Given instruction: Pull out every line with the word "yang".

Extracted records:
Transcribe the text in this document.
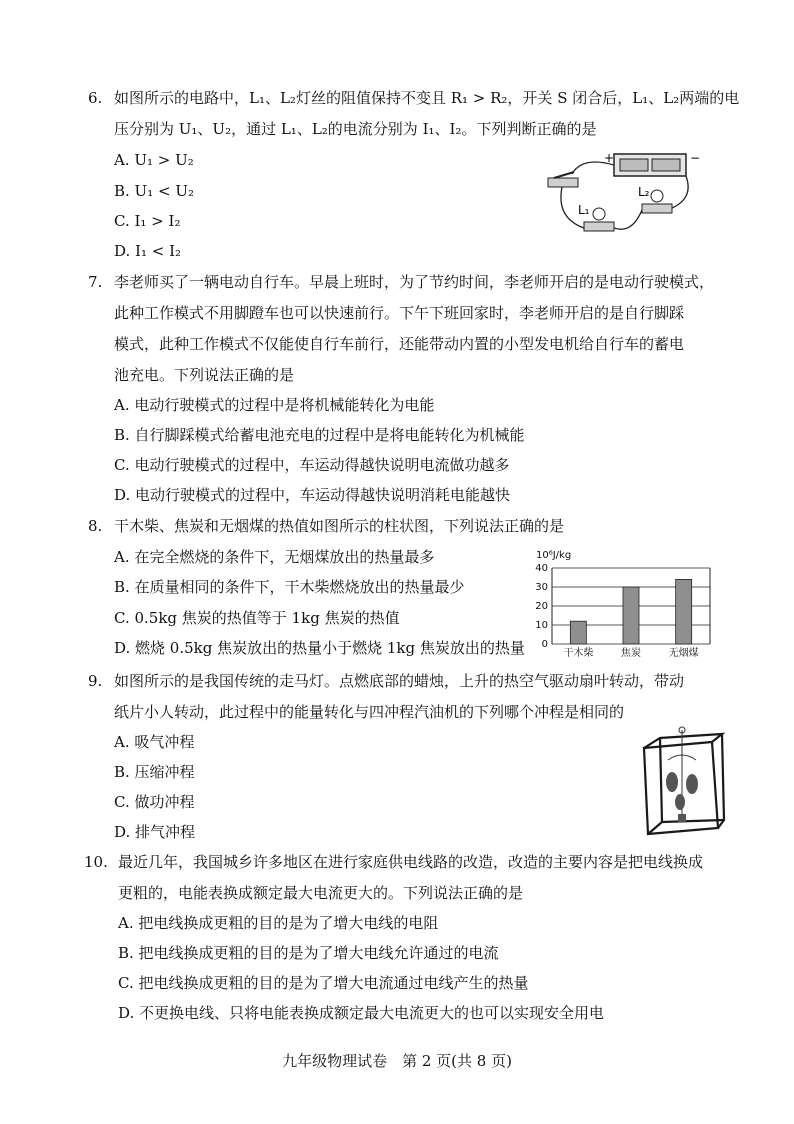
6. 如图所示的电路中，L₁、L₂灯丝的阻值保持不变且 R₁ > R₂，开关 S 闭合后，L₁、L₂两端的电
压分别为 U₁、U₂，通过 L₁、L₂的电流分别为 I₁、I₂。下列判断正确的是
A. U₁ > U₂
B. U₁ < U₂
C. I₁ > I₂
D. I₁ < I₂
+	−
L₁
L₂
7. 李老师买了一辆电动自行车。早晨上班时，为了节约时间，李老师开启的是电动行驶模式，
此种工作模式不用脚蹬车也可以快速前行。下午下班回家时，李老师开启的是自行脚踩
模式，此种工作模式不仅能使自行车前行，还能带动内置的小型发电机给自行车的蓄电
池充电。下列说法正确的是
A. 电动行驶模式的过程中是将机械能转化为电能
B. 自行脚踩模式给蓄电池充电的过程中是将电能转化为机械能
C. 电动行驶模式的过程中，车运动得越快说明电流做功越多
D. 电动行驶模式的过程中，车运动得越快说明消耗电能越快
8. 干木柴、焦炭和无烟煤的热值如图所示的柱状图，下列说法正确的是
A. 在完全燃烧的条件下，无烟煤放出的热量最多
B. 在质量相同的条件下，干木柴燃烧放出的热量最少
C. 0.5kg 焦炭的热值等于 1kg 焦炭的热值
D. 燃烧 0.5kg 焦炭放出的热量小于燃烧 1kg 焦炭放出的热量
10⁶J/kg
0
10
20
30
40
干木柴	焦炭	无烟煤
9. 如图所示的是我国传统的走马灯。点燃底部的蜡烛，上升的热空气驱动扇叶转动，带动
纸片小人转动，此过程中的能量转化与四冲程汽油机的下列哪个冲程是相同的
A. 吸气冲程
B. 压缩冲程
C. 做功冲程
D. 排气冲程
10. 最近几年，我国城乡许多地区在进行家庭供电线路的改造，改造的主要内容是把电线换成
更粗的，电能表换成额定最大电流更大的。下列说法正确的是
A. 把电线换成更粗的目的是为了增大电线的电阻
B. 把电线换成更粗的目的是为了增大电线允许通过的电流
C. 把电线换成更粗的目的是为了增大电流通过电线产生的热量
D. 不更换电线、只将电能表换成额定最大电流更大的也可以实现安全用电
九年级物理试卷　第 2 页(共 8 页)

---

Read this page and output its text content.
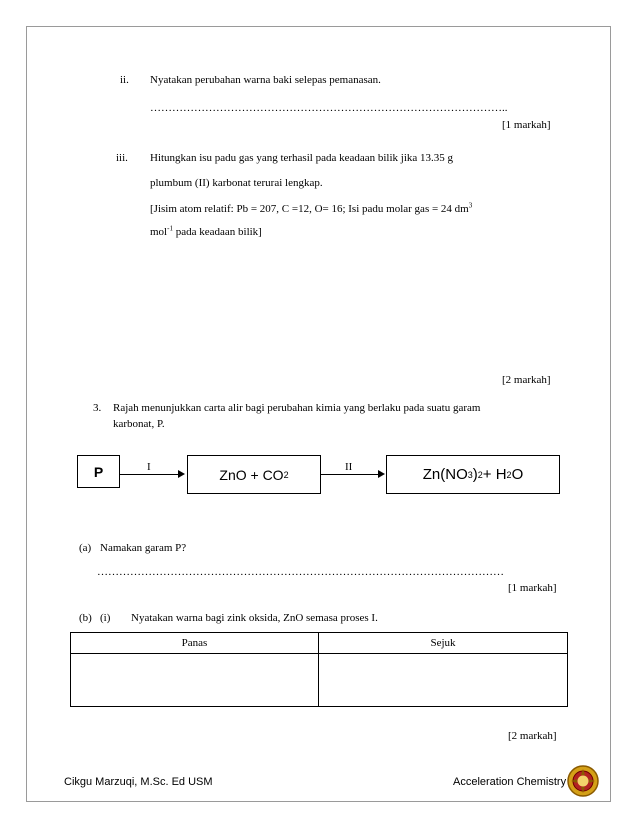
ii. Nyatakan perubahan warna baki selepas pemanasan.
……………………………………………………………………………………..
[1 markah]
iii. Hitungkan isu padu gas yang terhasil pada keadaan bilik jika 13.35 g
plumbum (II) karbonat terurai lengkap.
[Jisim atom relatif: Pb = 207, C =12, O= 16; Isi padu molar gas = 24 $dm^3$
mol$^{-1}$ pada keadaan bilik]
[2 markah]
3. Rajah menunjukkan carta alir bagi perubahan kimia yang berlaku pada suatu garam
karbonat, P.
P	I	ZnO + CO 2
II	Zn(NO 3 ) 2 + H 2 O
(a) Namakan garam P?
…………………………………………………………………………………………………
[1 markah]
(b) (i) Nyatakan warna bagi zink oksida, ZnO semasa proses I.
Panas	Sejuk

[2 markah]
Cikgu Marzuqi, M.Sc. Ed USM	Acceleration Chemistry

Solution to this task:
iii. Hitungkan isu padu gas yang terhasil pada keadaan bilik jika 13.35 g
3. Rajah menunjukkan carta alir bagi perubahan kimia yang berlaku pada suatu garam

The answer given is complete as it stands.